(YOUR GOAL) Reproduce the full listing below unchanged, apart from the pictures.

(INFORMATION GIVEN)
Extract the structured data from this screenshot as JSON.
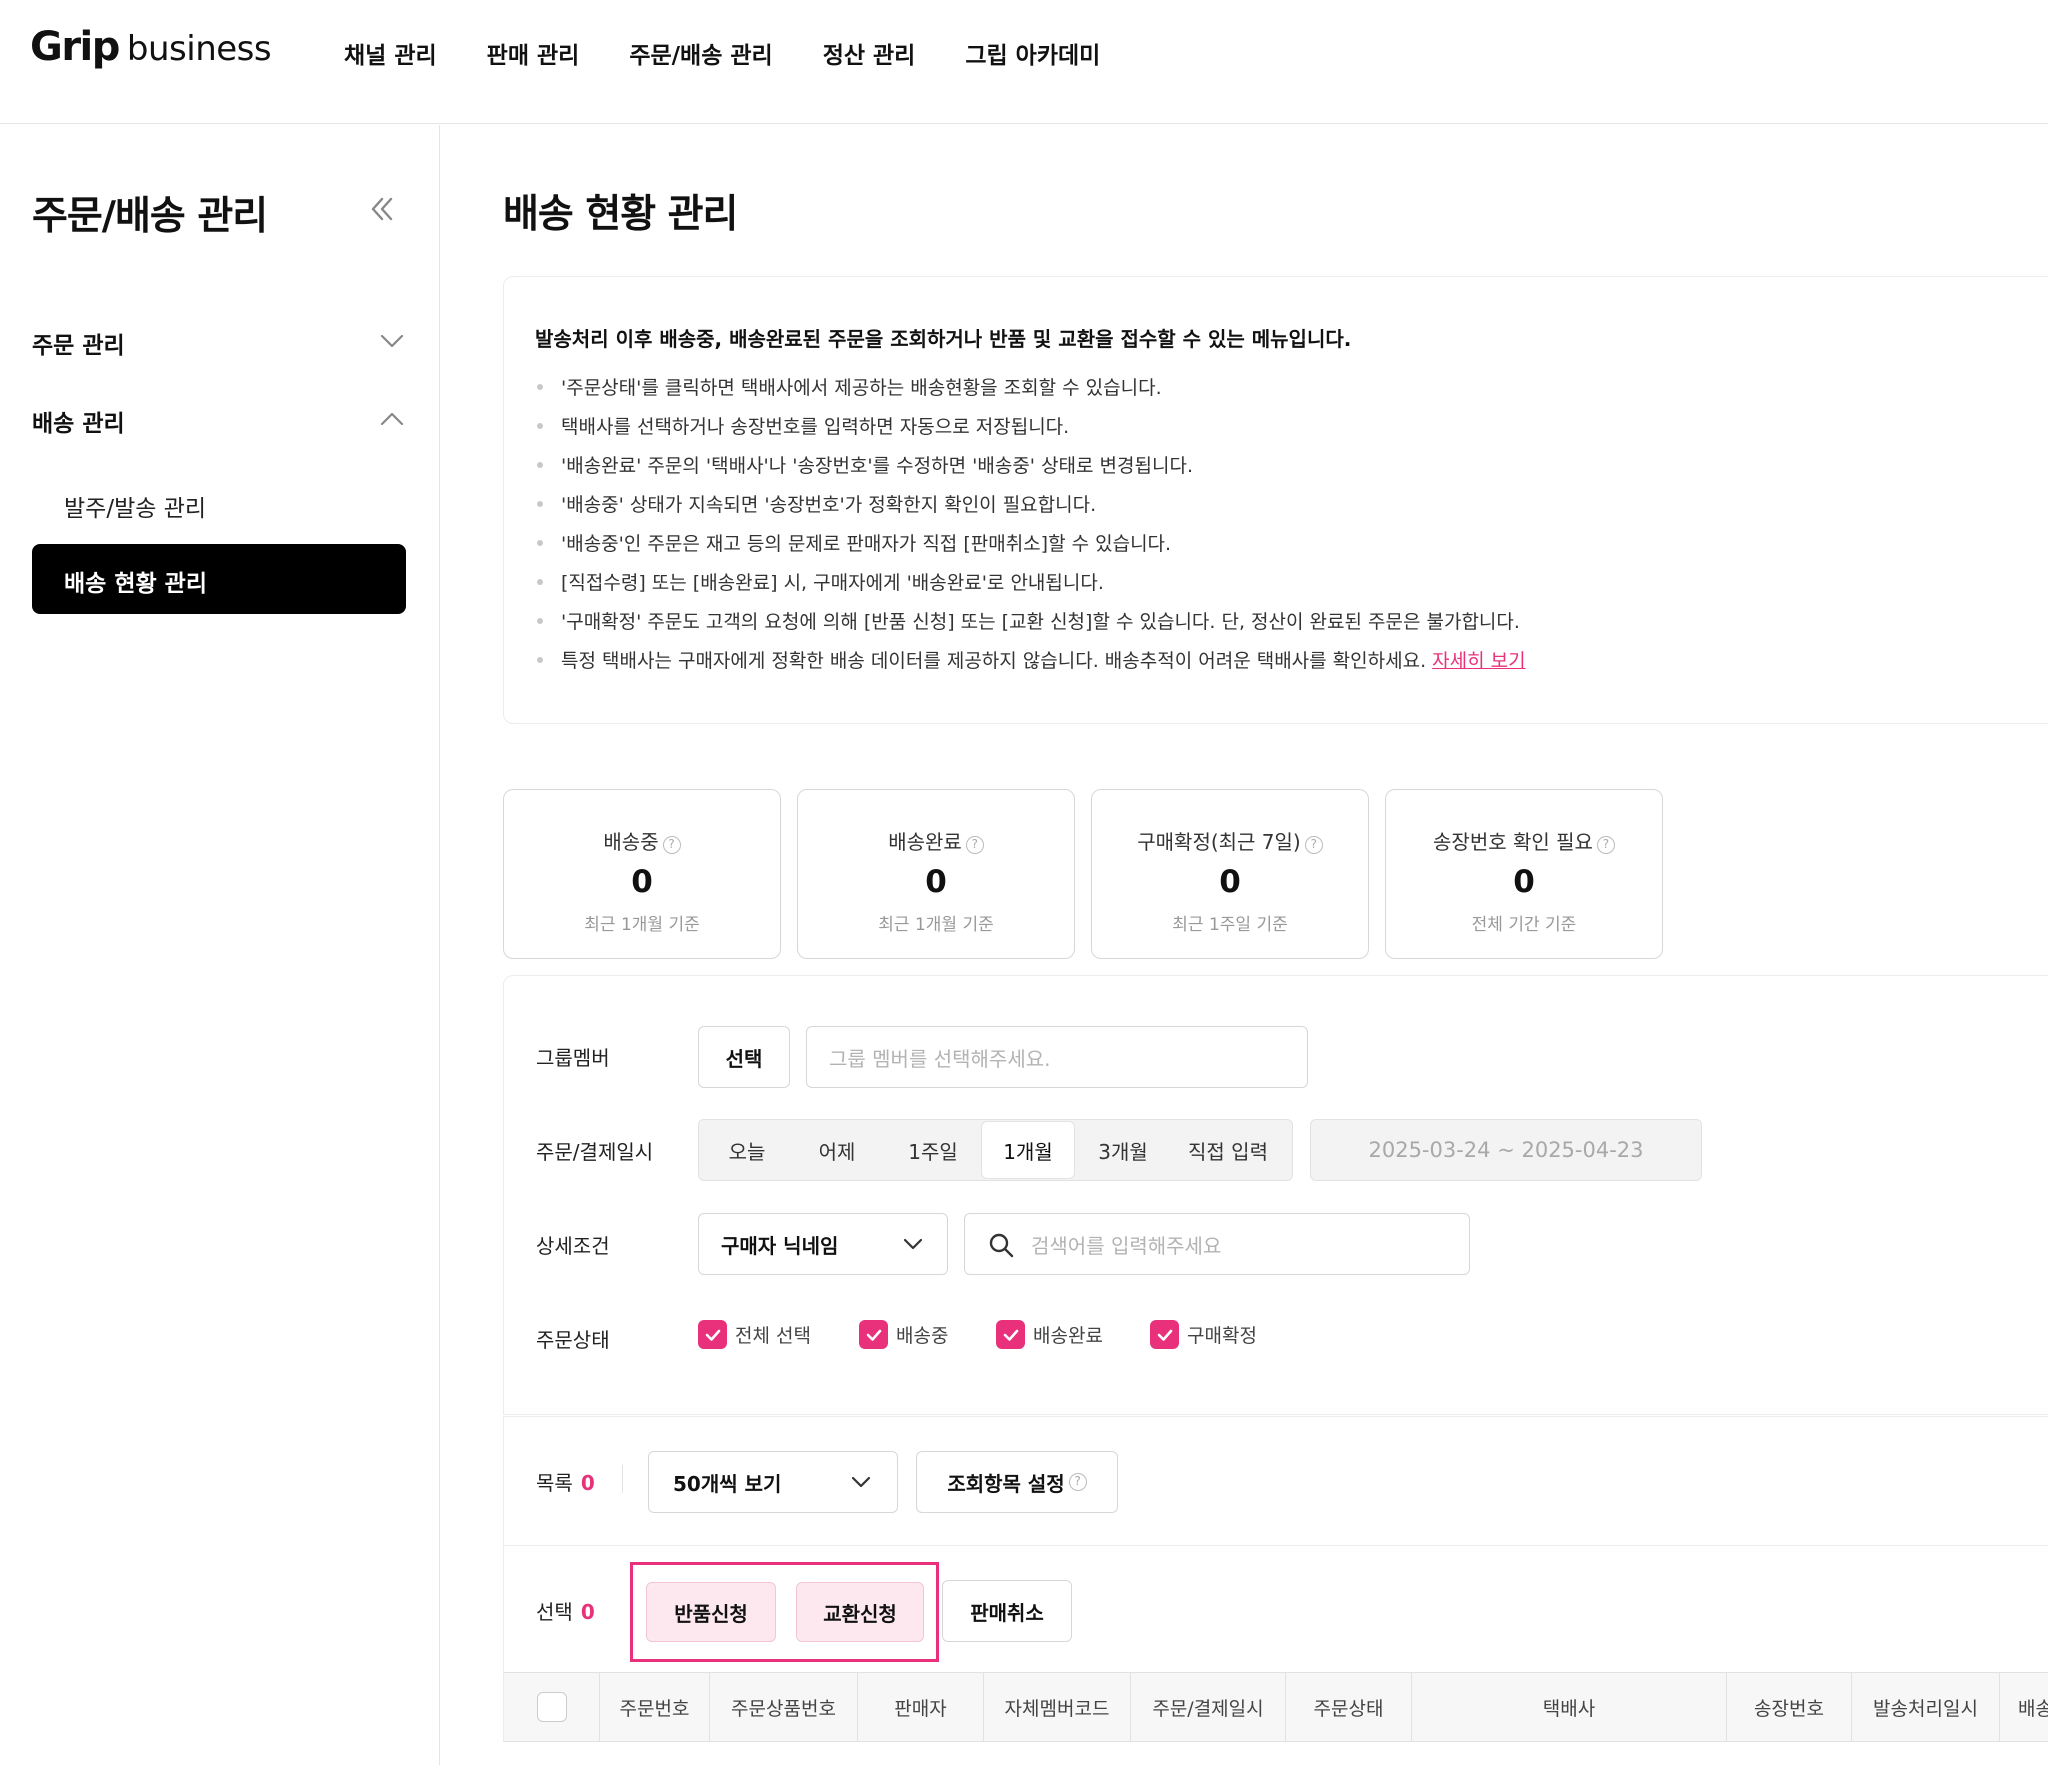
{
  "header": {
    "logo_bold": "Grip",
    "logo_light": "business",
    "nav": [
      "채널 관리",
      "판매 관리",
      "주문/배송 관리",
      "정산 관리",
      "그립 아카데미"
    ]
  },
  "sidebar": {
    "title": "주문/배송 관리",
    "collapse_icon": "double-chevron-left-icon",
    "groups": [
      {
        "label": "주문 관리",
        "state": "collapsed"
      },
      {
        "label": "배송 관리",
        "state": "expanded"
      }
    ],
    "sub_items": [
      "발주/발송 관리",
      "배송 현황 관리"
    ],
    "active_item": "배송 현황 관리"
  },
  "page": {
    "title": "배송 현황 관리"
  },
  "notice": {
    "headline": "발송처리 이후 배송중, 배송완료된 주문을 조회하거나 반품 및 교환을 접수할 수 있는 메뉴입니다.",
    "items": [
      "'주문상태'를 클릭하면 택배사에서 제공하는 배송현황을 조회할 수 있습니다.",
      "택배사를 선택하거나 송장번호를 입력하면 자동으로 저장됩니다.",
      "'배송완료' 주문의 '택배사'나 '송장번호'를 수정하면 '배송중' 상태로 변경됩니다.",
      "'배송중' 상태가 지속되면 '송장번호'가 정확한지 확인이 필요합니다.",
      "'배송중'인 주문은 재고 등의 문제로 판매자가 직접 [판매취소]할 수 있습니다.",
      "[직접수령] 또는 [배송완료] 시, 구매자에게 '배송완료'로 안내됩니다.",
      "'구매확정' 주문도 고객의 요청에 의해 [반품 신청] 또는 [교환 신청]할 수 있습니다. 단, 정산이 완료된 주문은 불가합니다.",
      "특정 택배사는 구매자에게 정확한 배송 데이터를 제공하지 않습니다. 배송추적이 어려운 택배사를 확인하세요."
    ],
    "link_text": "자세히 보기"
  },
  "stats": [
    {
      "title": "배송중",
      "value": "0",
      "sub": "최근 1개월 기준"
    },
    {
      "title": "배송완료",
      "value": "0",
      "sub": "최근 1개월 기준"
    },
    {
      "title": "구매확정(최근 7일)",
      "value": "0",
      "sub": "최근 1주일 기준"
    },
    {
      "title": "송장번호 확인 필요",
      "value": "0",
      "sub": "전체 기간 기준"
    }
  ],
  "filters": {
    "group_member_label": "그룹멤버",
    "select_button": "선택",
    "group_member_placeholder": "그룹 멤버를 선택해주세요.",
    "date_label": "주문/결제일시",
    "date_options": [
      "오늘",
      "어제",
      "1주일",
      "1개월",
      "3개월",
      "직접 입력"
    ],
    "date_selected": "1개월",
    "date_range": "2025-03-24 ~ 2025-04-23",
    "detail_label": "상세조건",
    "detail_select": "구매자 닉네임",
    "search_placeholder": "검색어를 입력해주세요",
    "status_label": "주문상태",
    "status_options": [
      "전체 선택",
      "배송중",
      "배송완료",
      "구매확정"
    ]
  },
  "list": {
    "count_label": "목록",
    "count_value": "0",
    "page_size": "50개씩 보기",
    "columns_button": "조회항목 설정",
    "selected_label": "선택",
    "selected_value": "0",
    "return_button": "반품신청",
    "exchange_button": "교환신청",
    "cancel_button": "판매취소"
  },
  "table": {
    "columns": [
      "주문번호",
      "주문상품번호",
      "판매자",
      "자체멤버코드",
      "주문/결제일시",
      "주문상태",
      "택배사",
      "송장번호",
      "발송처리일시",
      "배송"
    ]
  },
  "colors": {
    "accent": "#e8317a",
    "active_bg": "#000000",
    "pink_button_bg": "#fde8f0"
  }
}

(THE RESPONSE)
Extract the structured data from this screenshot as JSON.
{
  "header": {
    "logo_bold": "Grip",
    "logo_light": "business",
    "nav": [
      "채널 관리",
      "판매 관리",
      "주문/배송 관리",
      "정산 관리",
      "그립 아카데미"
    ]
  },
  "sidebar": {
    "title": "주문/배송 관리",
    "collapse_icon": "double-chevron-left-icon",
    "groups": [
      {
        "label": "주문 관리",
        "state": "collapsed"
      },
      {
        "label": "배송 관리",
        "state": "expanded"
      }
    ],
    "sub_items": [
      "발주/발송 관리",
      "배송 현황 관리"
    ],
    "active_item": "배송 현황 관리"
  },
  "page": {
    "title": "배송 현황 관리"
  },
  "notice": {
    "headline": "발송처리 이후 배송중, 배송완료된 주문을 조회하거나 반품 및 교환을 접수할 수 있는 메뉴입니다.",
    "items": [
      "'주문상태'를 클릭하면 택배사에서 제공하는 배송현황을 조회할 수 있습니다.",
      "택배사를 선택하거나 송장번호를 입력하면 자동으로 저장됩니다.",
      "'배송완료' 주문의 '택배사'나 '송장번호'를 수정하면 '배송중' 상태로 변경됩니다.",
      "'배송중' 상태가 지속되면 '송장번호'가 정확한지 확인이 필요합니다.",
      "'배송중'인 주문은 재고 등의 문제로 판매자가 직접 [판매취소]할 수 있습니다.",
      "[직접수령] 또는 [배송완료] 시, 구매자에게 '배송완료'로 안내됩니다.",
      "'구매확정' 주문도 고객의 요청에 의해 [반품 신청] 또는 [교환 신청]할 수 있습니다. 단, 정산이 완료된 주문은 불가합니다.",
      "특정 택배사는 구매자에게 정확한 배송 데이터를 제공하지 않습니다. 배송추적이 어려운 택배사를 확인하세요."
    ],
    "link_text": "자세히 보기"
  },
  "stats": [
    {
      "title": "배송중",
      "value": "0",
      "sub": "최근 1개월 기준"
    },
    {
      "title": "배송완료",
      "value": "0",
      "sub": "최근 1개월 기준"
    },
    {
      "title": "구매확정(최근 7일)",
      "value": "0",
      "sub": "최근 1주일 기준"
    },
    {
      "title": "송장번호 확인 필요",
      "value": "0",
      "sub": "전체 기간 기준"
    }
  ],
  "filters": {
    "group_member_label": "그룹멤버",
    "select_button": "선택",
    "group_member_placeholder": "그룹 멤버를 선택해주세요.",
    "date_label": "주문/결제일시",
    "date_options": [
      "오늘",
      "어제",
      "1주일",
      "1개월",
      "3개월",
      "직접 입력"
    ],
    "date_selected": "1개월",
    "date_range": "2025-03-24 ~ 2025-04-23",
    "detail_label": "상세조건",
    "detail_select": "구매자 닉네임",
    "search_placeholder": "검색어를 입력해주세요",
    "status_label": "주문상태",
    "status_options": [
      "전체 선택",
      "배송중",
      "배송완료",
      "구매확정"
    ]
  },
  "list": {
    "count_label": "목록",
    "count_value": "0",
    "page_size": "50개씩 보기",
    "columns_button": "조회항목 설정",
    "selected_label": "선택",
    "selected_value": "0",
    "return_button": "반품신청",
    "exchange_button": "교환신청",
    "cancel_button": "판매취소"
  },
  "table": {
    "columns": [
      "주문번호",
      "주문상품번호",
      "판매자",
      "자체멤버코드",
      "주문/결제일시",
      "주문상태",
      "택배사",
      "송장번호",
      "발송처리일시",
      "배송"
    ]
  },
  "colors": {
    "accent": "#e8317a",
    "active_bg": "#000000",
    "pink_button_bg": "#fde8f0"
  }
}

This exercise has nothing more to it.